TransRockies goes long over seven days

A birdseye view of the Northern Rockies during the TransRockies

A birdseye view of the Northern Rockies during the TransRockies (Image credit: Dan Hudson)

On Sunday, August 9, 450 riders from 22 countries were set to kick off racing the 2009 TransRockies at the start line in Panorama Mountain Resort high in the mountains of British Columbia. The eighth edition of the mountain bike stage race features seven stages including six point-to-point rides along the spine of the Rockies and a time trial.

When they roll across the finish line in Fernie the following Saturday, they will have earned their finishers' medals with 532km of riding and over 14,000 metres of climbing.

This year's route is similar to last year with a number of modifications to improve the riding and to keep the route fresh for repeat competitors. Long stages, unpredictable mountain weather, deep rivers to be forded and majestic mountain vistas are the mainstays of the TransRockies, which crosses the Continental Divide.

It will be the second year for a time trial stage, but the first year that organizers offer a three day solo TR3 category to the event. The new, shorter event is in response to popular demand from riders who've been asking for a solo category for years. It takes place simultaneously with the first three days of the TransRockies and is intended to be both a stepping stone for riders building toward the full seven-day race and as an epic alternative for vets and elite riders.

By maintaining the integrity of the team format for the seven-day race, the TransRockies stays true to the original vision of a race.

Despite the world economy and the difficulties which have caused the cancellation or modification of many events, the TransRockies is moving forward with 450 riders from over 20 countries scheduled to participate. They'll spend each night in a travelling village of tents and RVs set up by the organizers, where they are fed and supported by dozens of staff and volunteers who do everything from cooking, to setting up tents, to fixing bikes.

[Bounding box prediction data]

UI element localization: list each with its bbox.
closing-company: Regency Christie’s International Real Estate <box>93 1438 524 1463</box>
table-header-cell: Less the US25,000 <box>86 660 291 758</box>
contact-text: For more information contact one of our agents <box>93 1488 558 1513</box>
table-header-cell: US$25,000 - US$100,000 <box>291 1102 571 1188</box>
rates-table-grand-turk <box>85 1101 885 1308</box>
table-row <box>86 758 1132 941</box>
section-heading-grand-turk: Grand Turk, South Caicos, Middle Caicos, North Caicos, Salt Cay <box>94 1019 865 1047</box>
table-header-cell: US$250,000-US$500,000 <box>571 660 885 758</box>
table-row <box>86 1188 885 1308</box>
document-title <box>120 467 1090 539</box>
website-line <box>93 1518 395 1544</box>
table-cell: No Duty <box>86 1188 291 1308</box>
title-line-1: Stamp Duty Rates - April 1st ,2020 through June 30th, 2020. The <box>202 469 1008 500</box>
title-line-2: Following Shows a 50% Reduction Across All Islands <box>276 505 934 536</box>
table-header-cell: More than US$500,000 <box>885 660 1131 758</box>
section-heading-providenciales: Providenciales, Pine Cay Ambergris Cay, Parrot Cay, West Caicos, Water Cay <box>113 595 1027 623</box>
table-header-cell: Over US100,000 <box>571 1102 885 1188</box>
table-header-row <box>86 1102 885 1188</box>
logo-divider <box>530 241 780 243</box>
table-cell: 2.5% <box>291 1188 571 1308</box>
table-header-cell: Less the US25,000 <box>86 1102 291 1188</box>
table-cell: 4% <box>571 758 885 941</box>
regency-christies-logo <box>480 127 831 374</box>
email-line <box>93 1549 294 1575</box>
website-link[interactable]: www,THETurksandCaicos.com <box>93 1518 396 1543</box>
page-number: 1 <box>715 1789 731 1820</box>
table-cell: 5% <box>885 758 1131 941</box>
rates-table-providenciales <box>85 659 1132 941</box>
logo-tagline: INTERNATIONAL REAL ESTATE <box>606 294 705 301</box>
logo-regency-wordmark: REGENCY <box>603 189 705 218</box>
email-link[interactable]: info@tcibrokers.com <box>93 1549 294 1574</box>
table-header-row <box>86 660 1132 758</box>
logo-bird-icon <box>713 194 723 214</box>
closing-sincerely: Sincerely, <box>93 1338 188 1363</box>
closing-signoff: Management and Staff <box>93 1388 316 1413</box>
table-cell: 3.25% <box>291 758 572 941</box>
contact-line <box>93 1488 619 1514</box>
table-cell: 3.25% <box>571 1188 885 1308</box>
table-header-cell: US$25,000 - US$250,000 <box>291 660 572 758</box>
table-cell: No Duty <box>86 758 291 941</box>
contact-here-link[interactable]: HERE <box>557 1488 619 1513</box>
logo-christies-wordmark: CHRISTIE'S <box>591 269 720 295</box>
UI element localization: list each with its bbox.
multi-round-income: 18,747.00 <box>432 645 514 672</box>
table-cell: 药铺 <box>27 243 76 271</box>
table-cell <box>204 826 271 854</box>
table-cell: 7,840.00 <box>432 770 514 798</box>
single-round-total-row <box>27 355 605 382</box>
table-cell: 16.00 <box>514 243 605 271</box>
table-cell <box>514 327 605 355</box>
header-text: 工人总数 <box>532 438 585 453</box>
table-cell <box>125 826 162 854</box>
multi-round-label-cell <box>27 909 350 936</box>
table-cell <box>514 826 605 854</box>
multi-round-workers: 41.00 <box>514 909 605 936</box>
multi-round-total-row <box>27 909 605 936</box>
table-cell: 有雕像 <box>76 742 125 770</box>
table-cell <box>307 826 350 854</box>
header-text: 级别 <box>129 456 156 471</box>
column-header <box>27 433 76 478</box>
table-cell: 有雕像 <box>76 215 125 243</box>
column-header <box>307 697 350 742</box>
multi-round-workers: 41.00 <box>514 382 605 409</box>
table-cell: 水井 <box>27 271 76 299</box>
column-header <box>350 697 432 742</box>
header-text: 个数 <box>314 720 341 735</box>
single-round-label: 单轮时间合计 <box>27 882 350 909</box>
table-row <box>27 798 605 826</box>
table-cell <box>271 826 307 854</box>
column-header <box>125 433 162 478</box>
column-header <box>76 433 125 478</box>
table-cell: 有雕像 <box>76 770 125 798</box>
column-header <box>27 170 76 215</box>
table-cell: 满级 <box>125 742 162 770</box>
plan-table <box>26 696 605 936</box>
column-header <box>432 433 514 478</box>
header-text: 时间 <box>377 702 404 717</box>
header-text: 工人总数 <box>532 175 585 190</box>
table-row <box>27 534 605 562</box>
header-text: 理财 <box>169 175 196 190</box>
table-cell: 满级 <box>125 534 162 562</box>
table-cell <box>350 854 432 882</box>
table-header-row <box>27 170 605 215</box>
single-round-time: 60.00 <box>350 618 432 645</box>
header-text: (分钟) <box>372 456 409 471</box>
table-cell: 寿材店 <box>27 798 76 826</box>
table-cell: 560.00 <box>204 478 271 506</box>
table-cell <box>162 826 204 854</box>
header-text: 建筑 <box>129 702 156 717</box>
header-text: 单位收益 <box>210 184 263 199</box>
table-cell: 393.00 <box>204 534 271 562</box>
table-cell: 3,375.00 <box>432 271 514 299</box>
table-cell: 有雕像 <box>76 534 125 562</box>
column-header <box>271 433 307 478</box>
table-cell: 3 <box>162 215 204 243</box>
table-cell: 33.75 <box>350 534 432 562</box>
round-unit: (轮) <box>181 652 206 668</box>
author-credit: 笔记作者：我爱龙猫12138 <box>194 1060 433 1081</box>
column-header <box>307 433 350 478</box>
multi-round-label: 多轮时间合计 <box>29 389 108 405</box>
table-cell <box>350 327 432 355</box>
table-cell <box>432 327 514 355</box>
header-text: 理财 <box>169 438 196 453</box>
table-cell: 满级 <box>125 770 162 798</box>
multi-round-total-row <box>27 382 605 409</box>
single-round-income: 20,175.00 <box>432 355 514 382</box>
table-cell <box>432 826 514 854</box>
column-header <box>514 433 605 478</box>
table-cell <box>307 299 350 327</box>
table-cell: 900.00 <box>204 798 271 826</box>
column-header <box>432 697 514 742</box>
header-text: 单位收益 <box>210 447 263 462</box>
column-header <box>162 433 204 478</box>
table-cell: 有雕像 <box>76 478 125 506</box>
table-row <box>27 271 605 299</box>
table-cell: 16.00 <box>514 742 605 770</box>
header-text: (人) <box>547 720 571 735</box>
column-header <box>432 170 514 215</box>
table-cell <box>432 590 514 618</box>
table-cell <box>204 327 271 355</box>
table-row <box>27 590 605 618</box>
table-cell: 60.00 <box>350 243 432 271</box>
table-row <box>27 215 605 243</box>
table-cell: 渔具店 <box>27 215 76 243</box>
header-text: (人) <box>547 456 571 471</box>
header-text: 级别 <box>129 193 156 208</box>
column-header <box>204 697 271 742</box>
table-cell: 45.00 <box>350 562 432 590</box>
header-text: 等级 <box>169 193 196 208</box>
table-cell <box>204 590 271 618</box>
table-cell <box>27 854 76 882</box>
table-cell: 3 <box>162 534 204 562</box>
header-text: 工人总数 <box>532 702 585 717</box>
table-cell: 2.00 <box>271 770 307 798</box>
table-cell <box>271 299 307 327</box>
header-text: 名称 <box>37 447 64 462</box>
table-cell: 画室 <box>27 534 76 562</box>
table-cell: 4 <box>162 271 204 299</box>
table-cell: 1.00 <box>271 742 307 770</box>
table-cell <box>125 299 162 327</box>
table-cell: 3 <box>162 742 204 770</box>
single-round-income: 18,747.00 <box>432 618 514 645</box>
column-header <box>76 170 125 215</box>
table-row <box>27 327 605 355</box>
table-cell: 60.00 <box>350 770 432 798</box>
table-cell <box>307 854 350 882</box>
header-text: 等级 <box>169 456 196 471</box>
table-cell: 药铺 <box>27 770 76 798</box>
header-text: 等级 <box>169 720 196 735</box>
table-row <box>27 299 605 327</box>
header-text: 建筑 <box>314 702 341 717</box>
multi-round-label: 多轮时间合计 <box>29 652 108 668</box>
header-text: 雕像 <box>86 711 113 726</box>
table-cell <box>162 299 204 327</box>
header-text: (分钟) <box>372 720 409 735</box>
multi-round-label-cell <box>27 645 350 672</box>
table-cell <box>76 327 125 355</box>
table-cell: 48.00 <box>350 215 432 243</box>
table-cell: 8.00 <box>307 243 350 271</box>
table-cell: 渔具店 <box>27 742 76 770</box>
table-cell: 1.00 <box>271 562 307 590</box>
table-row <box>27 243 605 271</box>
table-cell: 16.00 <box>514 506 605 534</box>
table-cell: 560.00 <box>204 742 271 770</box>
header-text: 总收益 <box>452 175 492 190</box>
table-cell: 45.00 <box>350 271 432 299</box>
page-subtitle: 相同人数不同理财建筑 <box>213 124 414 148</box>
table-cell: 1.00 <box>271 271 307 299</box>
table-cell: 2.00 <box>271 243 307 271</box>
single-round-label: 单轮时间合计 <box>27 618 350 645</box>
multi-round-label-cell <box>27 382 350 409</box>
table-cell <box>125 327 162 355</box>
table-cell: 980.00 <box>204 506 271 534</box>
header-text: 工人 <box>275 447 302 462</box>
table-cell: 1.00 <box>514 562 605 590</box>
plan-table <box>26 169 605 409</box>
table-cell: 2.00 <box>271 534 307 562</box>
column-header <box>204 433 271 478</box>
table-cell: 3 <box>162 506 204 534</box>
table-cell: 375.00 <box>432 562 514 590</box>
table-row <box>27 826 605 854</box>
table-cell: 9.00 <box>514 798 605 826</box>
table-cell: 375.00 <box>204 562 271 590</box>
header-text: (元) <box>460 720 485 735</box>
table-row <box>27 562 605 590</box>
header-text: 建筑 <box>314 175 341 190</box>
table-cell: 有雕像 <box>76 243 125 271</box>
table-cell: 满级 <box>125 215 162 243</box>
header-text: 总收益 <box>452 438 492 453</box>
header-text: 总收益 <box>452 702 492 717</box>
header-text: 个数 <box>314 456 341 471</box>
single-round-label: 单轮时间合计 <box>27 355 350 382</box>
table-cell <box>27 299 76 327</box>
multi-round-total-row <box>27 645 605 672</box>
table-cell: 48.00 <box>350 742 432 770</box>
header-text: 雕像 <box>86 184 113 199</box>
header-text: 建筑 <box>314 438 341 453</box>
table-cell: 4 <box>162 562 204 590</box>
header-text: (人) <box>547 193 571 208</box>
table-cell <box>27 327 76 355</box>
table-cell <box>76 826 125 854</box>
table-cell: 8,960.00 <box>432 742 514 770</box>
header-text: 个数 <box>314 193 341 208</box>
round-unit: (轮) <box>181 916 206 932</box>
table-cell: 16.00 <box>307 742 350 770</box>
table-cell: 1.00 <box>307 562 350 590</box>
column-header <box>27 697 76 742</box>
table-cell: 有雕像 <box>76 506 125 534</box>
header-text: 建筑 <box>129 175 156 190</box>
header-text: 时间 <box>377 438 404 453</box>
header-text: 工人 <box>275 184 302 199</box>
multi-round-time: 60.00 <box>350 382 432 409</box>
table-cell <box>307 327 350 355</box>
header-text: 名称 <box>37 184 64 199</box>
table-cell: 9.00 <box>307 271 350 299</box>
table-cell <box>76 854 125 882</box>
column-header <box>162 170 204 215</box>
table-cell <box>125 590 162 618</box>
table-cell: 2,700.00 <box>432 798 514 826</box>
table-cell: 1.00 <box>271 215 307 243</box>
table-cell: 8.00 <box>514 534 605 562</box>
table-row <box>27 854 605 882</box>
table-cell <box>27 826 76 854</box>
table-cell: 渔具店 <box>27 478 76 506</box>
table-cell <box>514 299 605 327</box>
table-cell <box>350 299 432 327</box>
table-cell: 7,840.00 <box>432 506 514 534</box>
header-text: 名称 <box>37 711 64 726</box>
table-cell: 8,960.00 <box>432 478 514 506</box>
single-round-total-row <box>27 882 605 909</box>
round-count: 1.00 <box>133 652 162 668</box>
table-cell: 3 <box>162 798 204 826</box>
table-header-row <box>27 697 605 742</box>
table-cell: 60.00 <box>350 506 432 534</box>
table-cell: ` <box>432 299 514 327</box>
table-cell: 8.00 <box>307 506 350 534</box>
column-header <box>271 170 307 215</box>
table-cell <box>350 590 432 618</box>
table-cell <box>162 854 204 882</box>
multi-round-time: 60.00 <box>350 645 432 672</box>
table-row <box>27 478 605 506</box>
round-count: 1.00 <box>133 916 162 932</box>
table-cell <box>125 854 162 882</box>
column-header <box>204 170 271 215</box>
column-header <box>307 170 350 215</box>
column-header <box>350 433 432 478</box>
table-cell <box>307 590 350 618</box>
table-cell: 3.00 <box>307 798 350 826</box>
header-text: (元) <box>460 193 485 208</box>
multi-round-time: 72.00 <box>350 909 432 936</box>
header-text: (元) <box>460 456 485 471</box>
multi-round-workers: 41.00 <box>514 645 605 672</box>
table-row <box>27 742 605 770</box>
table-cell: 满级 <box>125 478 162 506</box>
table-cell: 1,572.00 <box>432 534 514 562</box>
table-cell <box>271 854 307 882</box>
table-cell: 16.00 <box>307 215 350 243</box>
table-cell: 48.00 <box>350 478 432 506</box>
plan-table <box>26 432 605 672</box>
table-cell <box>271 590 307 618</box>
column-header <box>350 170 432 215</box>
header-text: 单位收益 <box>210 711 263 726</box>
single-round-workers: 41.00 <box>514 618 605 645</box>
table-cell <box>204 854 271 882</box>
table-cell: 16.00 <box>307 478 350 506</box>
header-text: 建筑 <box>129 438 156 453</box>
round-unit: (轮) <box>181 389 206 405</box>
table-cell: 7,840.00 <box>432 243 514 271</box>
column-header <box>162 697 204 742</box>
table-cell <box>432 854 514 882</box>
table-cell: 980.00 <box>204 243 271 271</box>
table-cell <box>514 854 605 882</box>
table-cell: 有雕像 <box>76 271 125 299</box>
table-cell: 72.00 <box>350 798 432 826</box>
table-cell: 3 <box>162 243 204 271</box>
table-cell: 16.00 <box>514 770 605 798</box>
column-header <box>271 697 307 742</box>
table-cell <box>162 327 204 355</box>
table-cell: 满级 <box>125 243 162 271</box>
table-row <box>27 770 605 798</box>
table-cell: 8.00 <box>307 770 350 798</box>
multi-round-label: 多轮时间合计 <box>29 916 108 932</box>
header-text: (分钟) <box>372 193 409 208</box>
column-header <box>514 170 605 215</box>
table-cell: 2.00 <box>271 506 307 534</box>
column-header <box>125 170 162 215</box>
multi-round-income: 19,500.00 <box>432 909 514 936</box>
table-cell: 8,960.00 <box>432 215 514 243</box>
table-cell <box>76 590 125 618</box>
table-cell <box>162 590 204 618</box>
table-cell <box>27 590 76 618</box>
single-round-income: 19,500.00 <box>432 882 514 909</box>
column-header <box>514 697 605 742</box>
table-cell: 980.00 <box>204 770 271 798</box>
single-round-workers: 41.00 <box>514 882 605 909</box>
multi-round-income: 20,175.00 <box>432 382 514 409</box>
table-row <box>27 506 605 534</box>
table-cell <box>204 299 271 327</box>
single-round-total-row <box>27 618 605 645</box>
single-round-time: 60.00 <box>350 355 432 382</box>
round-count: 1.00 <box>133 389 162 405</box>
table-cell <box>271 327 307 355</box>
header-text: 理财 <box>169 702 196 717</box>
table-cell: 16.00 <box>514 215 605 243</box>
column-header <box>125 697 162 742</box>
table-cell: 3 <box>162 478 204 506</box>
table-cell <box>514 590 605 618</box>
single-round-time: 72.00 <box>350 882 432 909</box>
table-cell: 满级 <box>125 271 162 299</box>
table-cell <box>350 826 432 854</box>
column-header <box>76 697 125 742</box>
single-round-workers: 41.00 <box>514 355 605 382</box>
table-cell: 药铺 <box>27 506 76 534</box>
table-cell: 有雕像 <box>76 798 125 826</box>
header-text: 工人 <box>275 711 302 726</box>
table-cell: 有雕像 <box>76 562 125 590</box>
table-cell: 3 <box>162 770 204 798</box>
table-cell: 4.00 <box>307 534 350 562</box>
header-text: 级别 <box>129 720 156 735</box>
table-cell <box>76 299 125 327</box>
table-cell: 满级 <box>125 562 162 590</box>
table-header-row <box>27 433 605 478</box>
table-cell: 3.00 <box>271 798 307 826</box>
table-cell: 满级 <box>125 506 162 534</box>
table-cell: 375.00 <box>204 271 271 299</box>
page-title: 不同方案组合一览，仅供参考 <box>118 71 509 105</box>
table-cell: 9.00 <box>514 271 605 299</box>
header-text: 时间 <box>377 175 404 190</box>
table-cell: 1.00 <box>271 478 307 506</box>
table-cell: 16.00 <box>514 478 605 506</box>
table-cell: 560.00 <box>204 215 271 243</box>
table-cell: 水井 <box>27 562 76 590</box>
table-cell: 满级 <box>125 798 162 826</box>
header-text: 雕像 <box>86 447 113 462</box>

== REQUIRED ACTION 1 ==
In the TransRockies article, how far do riders travel and how much do they climb over the seven-day race?
== REQUIRED ACTION 2 ==
Extend the TransRockies article past its final sentence.

== WRITTEN RESPONSE 1 ==
532 km of riding and over 14,000 meters of climbing.

== WRITTEN RESPONSE 2 ==
Most of the riders who roll up to the start line of the TransRockies have the simple goals of completing the event and enjoying their epic ride through the Rockies. Every year, though, there's a group of elite athletes who arrive at the TransRockies with clear competitive goals and a desire to go for a share of the CAN$20,000 final prize purse, daily medals and leaders' jerseys.

In the Open Men's category, Stefan Widmer and Marty Lazarsky of the Rocky Mountain Bicycles Factory Team are back and looking to step a little further up the podium after a third place overall finish last year. Lazarsky is a past champion from 2005 and is hungry for another win at the TransRockies.

In the Open Mixed category, Mical Dyck and her partner Jeff Nielson are looking for redemption after illness cut their 2008 TransRockies short. Since then, they have gone on to win the Mixed category at the BC Bike Race and Dyck finished on the podium at the Canadian National Championships.

The inaugural TR3 is set for some strong competition as past TransRockies Champion and National Team rider Rodi Lega has come out of retirement to take on the TR3. He'll be challenged by Colin Kerr, solo champion at the BC Bike Race and Cal Zaryski who is a medalist at the Xterra World Championships.

At a very young age, Ryan Correy has already established a track record of amazing success and accomplishments in endurance cycling as the youngest-ever Canadian finisher at the Race Across America (RAAM) and as the World record holder for riding from Alaska to Argentina. After these rides, the TR might seem like a quick warm-up but the Rockies have a way of those who don't respect the challenge. One amazing athlete who is coming to take on the TR for the first time is "The Ultramarathonman" Dean Karnazes, who is adding a bike epic to the incredible list of running marathons and ultras in which he has excelled.